> _Extracted entries_:
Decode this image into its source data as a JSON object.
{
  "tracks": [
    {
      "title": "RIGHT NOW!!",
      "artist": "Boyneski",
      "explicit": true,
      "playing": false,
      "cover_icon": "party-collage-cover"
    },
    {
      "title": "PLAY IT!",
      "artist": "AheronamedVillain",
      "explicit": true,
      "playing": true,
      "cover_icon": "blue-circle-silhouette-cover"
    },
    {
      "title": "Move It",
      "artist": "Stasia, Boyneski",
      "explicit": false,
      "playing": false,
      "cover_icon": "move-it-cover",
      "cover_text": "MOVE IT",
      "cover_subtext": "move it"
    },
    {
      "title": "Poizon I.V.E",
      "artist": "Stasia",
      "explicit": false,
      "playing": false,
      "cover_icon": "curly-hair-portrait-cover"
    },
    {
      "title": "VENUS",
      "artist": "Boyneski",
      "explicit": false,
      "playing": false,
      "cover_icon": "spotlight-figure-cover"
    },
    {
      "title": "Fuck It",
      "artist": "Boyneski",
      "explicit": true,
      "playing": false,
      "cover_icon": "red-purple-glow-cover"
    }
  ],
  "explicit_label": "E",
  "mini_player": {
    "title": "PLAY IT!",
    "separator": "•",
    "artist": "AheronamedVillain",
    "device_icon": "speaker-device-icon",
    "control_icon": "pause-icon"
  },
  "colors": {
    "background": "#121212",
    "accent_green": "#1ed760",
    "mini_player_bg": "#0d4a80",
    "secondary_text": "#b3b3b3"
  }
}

--

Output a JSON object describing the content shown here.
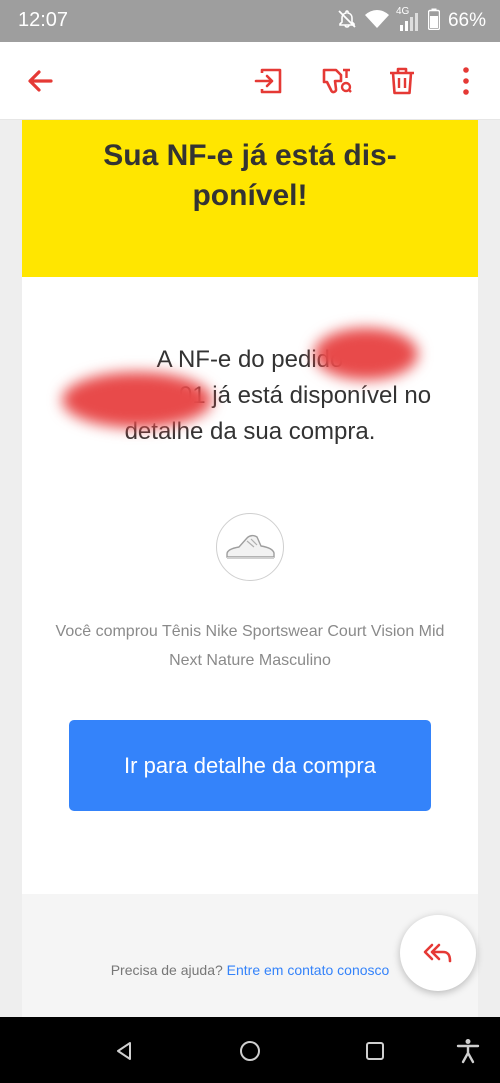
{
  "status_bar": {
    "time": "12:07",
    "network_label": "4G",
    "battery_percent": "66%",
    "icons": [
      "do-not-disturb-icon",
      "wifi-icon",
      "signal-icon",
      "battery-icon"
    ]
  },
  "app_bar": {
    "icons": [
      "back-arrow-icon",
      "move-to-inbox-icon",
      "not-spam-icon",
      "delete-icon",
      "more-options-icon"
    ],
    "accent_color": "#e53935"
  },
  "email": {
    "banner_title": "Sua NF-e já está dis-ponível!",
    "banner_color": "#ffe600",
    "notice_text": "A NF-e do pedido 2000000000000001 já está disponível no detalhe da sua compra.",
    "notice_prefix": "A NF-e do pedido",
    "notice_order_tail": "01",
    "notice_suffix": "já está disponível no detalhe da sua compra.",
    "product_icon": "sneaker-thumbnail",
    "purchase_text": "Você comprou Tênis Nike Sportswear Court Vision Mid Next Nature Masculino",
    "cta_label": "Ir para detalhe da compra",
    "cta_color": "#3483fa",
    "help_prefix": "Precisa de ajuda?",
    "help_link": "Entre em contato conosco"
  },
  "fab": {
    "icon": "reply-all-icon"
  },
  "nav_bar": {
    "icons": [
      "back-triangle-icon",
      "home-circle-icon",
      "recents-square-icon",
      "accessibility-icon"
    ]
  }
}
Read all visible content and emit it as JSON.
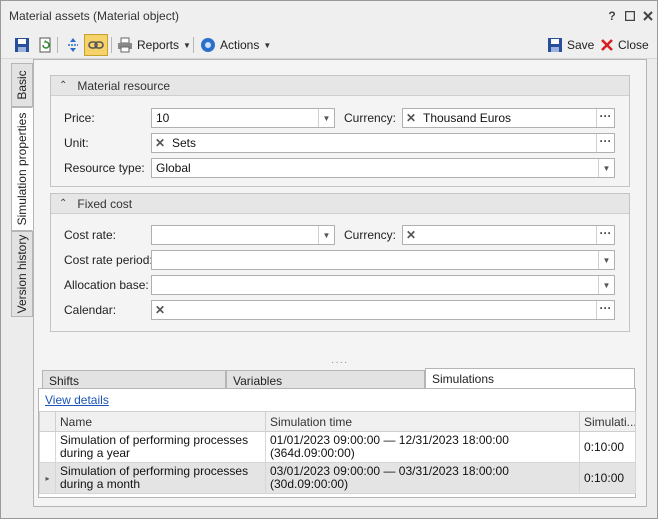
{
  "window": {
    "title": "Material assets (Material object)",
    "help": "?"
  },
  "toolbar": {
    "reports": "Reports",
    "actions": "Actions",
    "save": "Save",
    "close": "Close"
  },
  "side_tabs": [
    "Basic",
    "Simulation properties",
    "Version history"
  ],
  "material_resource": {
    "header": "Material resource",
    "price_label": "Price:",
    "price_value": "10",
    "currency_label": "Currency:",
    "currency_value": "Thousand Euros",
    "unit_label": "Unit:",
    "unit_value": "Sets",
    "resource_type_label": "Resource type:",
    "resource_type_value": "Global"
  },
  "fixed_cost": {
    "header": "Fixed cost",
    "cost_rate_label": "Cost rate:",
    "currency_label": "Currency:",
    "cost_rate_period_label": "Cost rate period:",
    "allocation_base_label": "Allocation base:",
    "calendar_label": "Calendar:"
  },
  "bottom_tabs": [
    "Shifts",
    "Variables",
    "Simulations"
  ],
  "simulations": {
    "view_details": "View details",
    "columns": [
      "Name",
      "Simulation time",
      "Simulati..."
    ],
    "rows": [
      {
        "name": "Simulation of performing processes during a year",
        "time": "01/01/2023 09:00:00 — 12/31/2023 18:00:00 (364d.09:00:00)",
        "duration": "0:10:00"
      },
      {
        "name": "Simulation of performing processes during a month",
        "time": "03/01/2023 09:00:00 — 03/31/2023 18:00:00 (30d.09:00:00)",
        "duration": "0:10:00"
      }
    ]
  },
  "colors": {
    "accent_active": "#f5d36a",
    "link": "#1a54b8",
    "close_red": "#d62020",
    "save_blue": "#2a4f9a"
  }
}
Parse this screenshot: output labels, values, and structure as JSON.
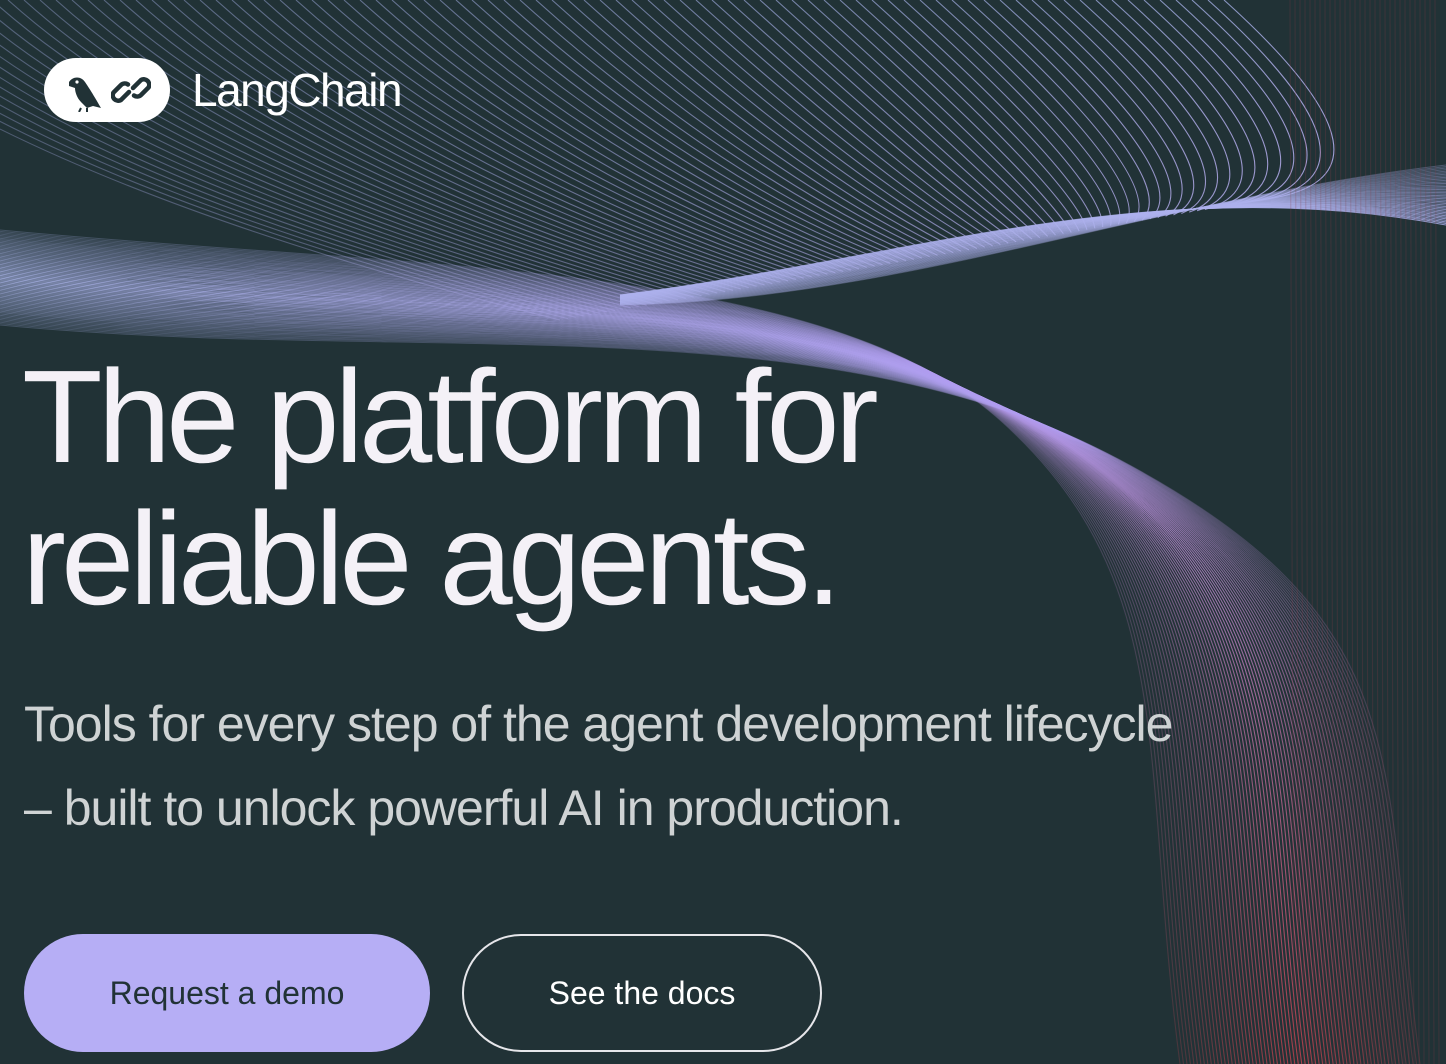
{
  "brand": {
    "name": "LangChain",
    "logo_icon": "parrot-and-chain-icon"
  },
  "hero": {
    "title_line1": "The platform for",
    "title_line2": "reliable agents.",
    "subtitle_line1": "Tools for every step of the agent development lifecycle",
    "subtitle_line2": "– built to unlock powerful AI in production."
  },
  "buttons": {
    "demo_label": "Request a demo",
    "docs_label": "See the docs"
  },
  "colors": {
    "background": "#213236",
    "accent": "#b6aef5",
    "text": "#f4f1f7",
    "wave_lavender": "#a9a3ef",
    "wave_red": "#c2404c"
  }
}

> _Your instructions_:
Pick out each line containing "compra" and report it.

> _Answer below_:
    "notice_text": "A NF-e do pedido 2000000000000001 já está disponível no detalhe da sua compra.",
    "notice_suffix": "já está disponível no detalhe da sua compra.",
    "cta_label": "Ir para detalhe da compra",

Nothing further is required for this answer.